* BEGIN *
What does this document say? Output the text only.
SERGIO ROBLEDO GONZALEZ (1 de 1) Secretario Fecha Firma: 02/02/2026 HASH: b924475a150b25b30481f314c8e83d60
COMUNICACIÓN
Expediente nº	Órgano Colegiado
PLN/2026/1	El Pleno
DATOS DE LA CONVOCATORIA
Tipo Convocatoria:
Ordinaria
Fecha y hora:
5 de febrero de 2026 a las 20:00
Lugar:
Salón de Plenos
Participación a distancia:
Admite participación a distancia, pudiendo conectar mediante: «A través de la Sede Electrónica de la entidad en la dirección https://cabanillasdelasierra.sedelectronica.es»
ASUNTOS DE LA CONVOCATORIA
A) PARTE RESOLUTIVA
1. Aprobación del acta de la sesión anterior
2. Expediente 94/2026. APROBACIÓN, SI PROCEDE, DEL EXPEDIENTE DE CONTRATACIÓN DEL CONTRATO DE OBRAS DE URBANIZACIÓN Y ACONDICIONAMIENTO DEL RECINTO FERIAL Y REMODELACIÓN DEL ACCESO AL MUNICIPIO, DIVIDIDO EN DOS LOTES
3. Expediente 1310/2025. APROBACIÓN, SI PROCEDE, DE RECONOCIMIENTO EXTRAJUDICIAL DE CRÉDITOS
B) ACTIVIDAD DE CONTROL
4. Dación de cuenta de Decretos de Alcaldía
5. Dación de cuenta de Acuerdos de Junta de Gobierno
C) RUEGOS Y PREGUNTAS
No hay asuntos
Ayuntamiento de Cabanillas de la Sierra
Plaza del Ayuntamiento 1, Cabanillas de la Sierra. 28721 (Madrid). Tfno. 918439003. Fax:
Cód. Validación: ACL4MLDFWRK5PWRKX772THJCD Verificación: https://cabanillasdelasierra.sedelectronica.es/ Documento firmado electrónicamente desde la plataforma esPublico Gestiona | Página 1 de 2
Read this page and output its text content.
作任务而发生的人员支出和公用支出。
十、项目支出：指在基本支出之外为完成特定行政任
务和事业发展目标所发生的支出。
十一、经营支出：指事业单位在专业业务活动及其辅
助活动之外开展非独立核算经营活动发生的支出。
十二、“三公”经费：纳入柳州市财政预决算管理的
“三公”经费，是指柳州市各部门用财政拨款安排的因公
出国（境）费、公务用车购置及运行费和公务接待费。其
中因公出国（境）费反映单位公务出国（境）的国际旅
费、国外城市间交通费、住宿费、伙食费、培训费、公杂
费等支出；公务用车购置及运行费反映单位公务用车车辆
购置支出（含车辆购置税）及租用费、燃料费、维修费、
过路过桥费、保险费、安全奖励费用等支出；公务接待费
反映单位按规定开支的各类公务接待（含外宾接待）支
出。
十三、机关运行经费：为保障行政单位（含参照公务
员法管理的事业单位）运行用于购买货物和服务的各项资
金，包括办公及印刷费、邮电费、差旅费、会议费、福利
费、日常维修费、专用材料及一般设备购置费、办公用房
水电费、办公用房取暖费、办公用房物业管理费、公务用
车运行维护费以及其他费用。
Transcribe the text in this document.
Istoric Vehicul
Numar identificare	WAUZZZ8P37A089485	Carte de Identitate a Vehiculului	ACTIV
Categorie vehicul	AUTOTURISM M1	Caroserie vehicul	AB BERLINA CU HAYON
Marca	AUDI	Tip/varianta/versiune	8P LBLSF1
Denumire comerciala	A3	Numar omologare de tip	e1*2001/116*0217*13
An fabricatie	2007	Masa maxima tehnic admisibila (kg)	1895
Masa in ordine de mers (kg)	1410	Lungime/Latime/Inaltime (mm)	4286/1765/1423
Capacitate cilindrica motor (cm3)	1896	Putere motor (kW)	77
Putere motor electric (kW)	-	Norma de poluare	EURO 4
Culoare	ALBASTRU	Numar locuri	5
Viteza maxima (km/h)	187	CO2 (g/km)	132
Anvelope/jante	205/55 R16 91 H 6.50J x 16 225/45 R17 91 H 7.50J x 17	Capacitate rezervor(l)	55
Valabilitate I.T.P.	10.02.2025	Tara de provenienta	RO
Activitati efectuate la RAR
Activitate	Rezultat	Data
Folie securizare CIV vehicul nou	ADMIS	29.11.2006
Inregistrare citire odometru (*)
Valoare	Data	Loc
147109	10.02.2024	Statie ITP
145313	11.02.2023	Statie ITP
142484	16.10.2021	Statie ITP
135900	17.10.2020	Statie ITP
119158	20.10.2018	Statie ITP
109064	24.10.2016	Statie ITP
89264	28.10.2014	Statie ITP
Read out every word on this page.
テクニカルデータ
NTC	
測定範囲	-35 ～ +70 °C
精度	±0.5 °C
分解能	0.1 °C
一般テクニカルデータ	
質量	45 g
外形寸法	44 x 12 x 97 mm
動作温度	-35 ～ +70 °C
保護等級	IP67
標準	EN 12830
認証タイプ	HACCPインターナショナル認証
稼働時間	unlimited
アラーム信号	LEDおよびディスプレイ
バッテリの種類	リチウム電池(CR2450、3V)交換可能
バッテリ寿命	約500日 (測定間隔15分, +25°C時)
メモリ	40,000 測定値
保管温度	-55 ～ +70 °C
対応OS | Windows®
* END *
Your task is to repeat the data exactly, with nothing left out.

What does this document say? Output the text only.
SERGIO ROBLEDO GONZALEZ (1 de 1) Secretario Fecha Firma: 02/02/2026 HASH: b924475a150b25b30481f314c8e83d60
COMUNICACIÓN
Expediente nº	Órgano Colegiado
PLN/2026/1	El Pleno
DATOS DE LA CONVOCATORIA
Tipo Convocatoria:
Ordinaria
Fecha y hora:
5 de febrero de 2026 a las 20:00
Lugar:
Salón de Plenos
Participación a distancia:
Admite participación a distancia, pudiendo conectar mediante: «A través de la Sede Electrónica de la entidad en la dirección https://cabanillasdelasierra.sedelectronica.es»
ASUNTOS DE LA CONVOCATORIA
A) PARTE RESOLUTIVA
1. Aprobación del acta de la sesión anterior
2. Expediente 94/2026. APROBACIÓN, SI PROCEDE, DEL EXPEDIENTE DE CONTRATACIÓN DEL CONTRATO DE OBRAS DE URBANIZACIÓN Y ACONDICIONAMIENTO DEL RECINTO FERIAL Y REMODELACIÓN DEL ACCESO AL MUNICIPIO, DIVIDIDO EN DOS LOTES
3. Expediente 1310/2025. APROBACIÓN, SI PROCEDE, DE RECONOCIMIENTO EXTRAJUDICIAL DE CRÉDITOS
B) ACTIVIDAD DE CONTROL
4. Dación de cuenta de Decretos de Alcaldía
5. Dación de cuenta de Acuerdos de Junta de Gobierno
C) RUEGOS Y PREGUNTAS
No hay asuntos
Ayuntamiento de Cabanillas de la Sierra
Plaza del Ayuntamiento 1, Cabanillas de la Sierra. 28721 (Madrid). Tfno. 918439003. Fax:
Cód. Validación: ACL4MLDFWRK5PWRKX772THJCD Verificación: https://cabanillasdelasierra.sedelectronica.es/ Documento firmado electrónicamente desde la plataforma esPublico Gestiona | Página 1 de 2
Read this page and output its text content.
作任务而发生的人员支出和公用支出。
十、项目支出：指在基本支出之外为完成特定行政任
务和事业发展目标所发生的支出。
十一、经营支出：指事业单位在专业业务活动及其辅
助活动之外开展非独立核算经营活动发生的支出。
十二、“三公”经费：纳入柳州市财政预决算管理的
“三公”经费，是指柳州市各部门用财政拨款安排的因公
出国（境）费、公务用车购置及运行费和公务接待费。其
中因公出国（境）费反映单位公务出国（境）的国际旅
费、国外城市间交通费、住宿费、伙食费、培训费、公杂
费等支出；公务用车购置及运行费反映单位公务用车车辆
购置支出（含车辆购置税）及租用费、燃料费、维修费、
过路过桥费、保险费、安全奖励费用等支出；公务接待费
反映单位按规定开支的各类公务接待（含外宾接待）支
出。
十三、机关运行经费：为保障行政单位（含参照公务
员法管理的事业单位）运行用于购买货物和服务的各项资
金，包括办公及印刷费、邮电费、差旅费、会议费、福利
费、日常维修费、专用材料及一般设备购置费、办公用房
水电费、办公用房取暖费、办公用房物业管理费、公务用
车运行维护费以及其他费用。
Transcribe the text in this document.
Istoric Vehicul
Numar identificare	WAUZZZ8P37A089485	Carte de Identitate a Vehiculului	ACTIV
Categorie vehicul	AUTOTURISM M1	Caroserie vehicul	AB BERLINA CU HAYON
Marca	AUDI	Tip/varianta/versiune	8P LBLSF1
Denumire comerciala	A3	Numar omologare de tip	e1*2001/116*0217*13
An fabricatie	2007	Masa maxima tehnic admisibila (kg)	1895
Masa in ordine de mers (kg)	1410	Lungime/Latime/Inaltime (mm)	4286/1765/1423
Capacitate cilindrica motor (cm3)	1896	Putere motor (kW)	77
Putere motor electric (kW)	-	Norma de poluare	EURO 4
Culoare	ALBASTRU	Numar locuri	5
Viteza maxima (km/h)	187	CO2 (g/km)	132
Anvelope/jante	205/55 R16 91 H 6.50J x 16 225/45 R17 91 H 7.50J x 17	Capacitate rezervor(l)	55
Valabilitate I.T.P.	10.02.2025	Tara de provenienta	RO
Activitati efectuate la RAR
Activitate	Rezultat	Data
Folie securizare CIV vehicul nou	ADMIS	29.11.2006
Inregistrare citire odometru (*)
Valoare	Data	Loc
147109	10.02.2024	Statie ITP
145313	11.02.2023	Statie ITP
142484	16.10.2021	Statie ITP
135900	17.10.2020	Statie ITP
119158	20.10.2018	Statie ITP
109064	24.10.2016	Statie ITP
89264	28.10.2014	Statie ITP
Read out every word on this page.
テクニカルデータ
NTC	
測定範囲	-35 ～ +70 °C
精度	±0.5 °C
分解能	0.1 °C
一般テクニカルデータ	
質量	45 g
外形寸法	44 x 12 x 97 mm
動作温度	-35 ～ +70 °C
保護等級	IP67
標準	EN 12830
認証タイプ	HACCPインターナショナル認証
稼働時間	unlimited
アラーム信号	LEDおよびディスプレイ
バッテリの種類	リチウム電池(CR2450、3V)交換可能
バッテリ寿命	約500日 (測定間隔15分, +25°C時)
メモリ	40,000 測定値
保管温度	-55 ～ +70 °C
対応OS | Windows®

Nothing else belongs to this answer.